STATED GOAL:
Among the lines below, list those containing the string "dicembre".

DATA ROWS:
■ ■ ■ ■
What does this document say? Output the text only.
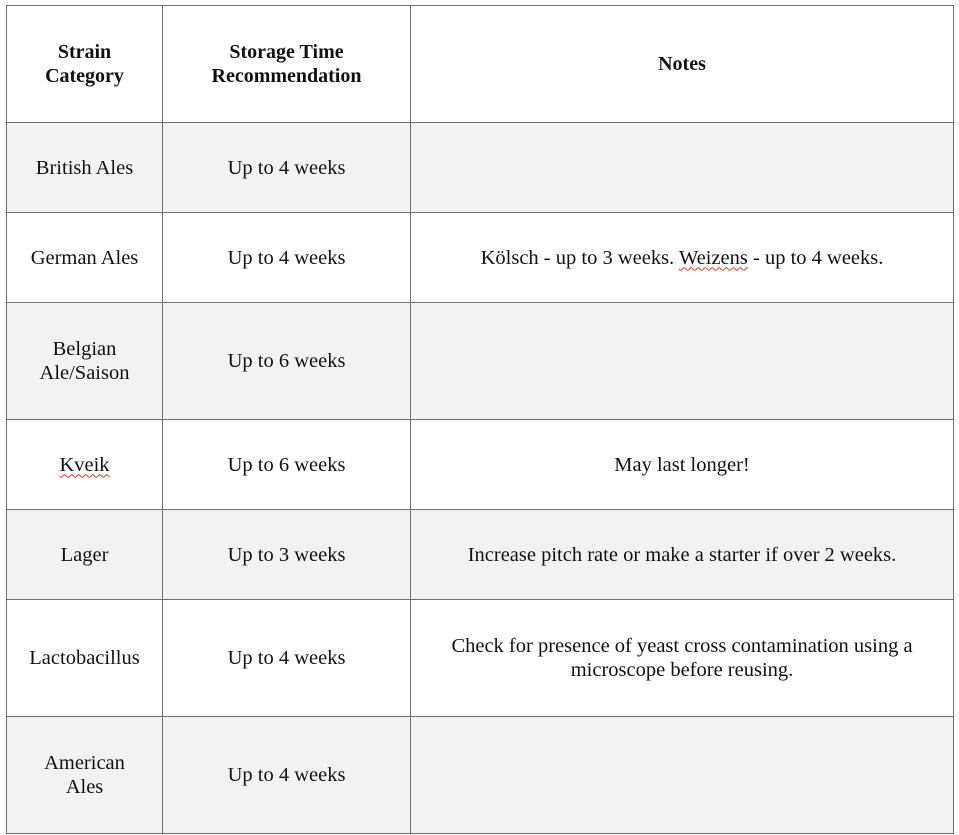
Strain Category	Storage Time Recommendation	Notes
British Ales	Up to 4 weeks	
German Ales	Up to 4 weeks	Kölsch - up to 3 weeks. Weizens - up to 4 weeks.
Belgian Ale/Saison	Up to 6 weeks	
Kveik	Up to 6 weeks	May last longer!
Lager	Up to 3 weeks	Increase pitch rate or make a starter if over 2 weeks.
Lactobacillus	Up to 4 weeks	Check for presence of yeast cross contamination using a microscope before reusing.
American Ales	Up to 4 weeks	
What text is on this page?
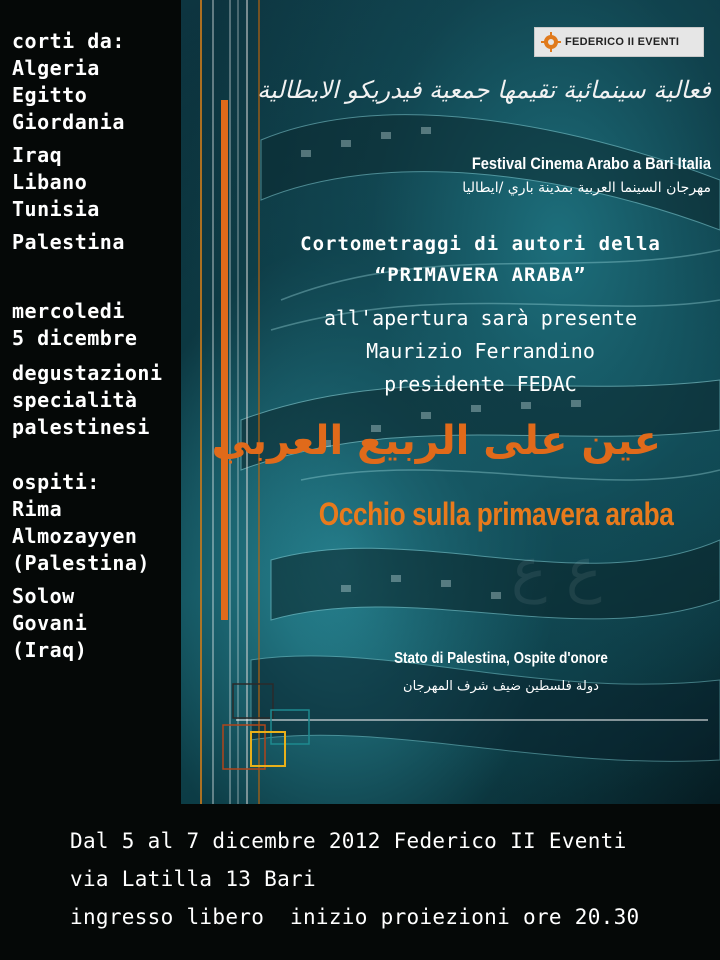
corti da:
Algeria
Egitto
Giordania
Iraq
Libano
Tunisia
Palestina
mercoledi
5 dicembre
degustazioni
specialità
palestinesi
ospiti:
Rima
Almozayyen
(Palestina)
Solow
Govani
(Iraq)
ع ع
FEDERICO II EVENTI
فعالية سينمائية تقيمها جمعية فيدريكو الايطالية
Festival Cinema Arabo a Bari Italia
مهرجان السينما العربية بمدينة باري /ايطاليا
Cortometraggi di autori della
“PRIMAVERA ARABA”
all'apertura sarà presente
Maurizio Ferrandino
presidente FEDAC
عين على الربيع العربي
Occhio sulla primavera araba
Stato di Palestina, Ospite d'onore
دولة فلسطين ضيف شرف المهرجان
Dal 5 al 7 dicembre 2012 Federico II Eventi
via Latilla 13 Bari
ingresso libero  inizio proiezioni ore 20.30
■ ■ ■ ■
TASK RESPONSE:
5 dicembre
Dal 5 al 7 dicembre 2012 Federico II Eventi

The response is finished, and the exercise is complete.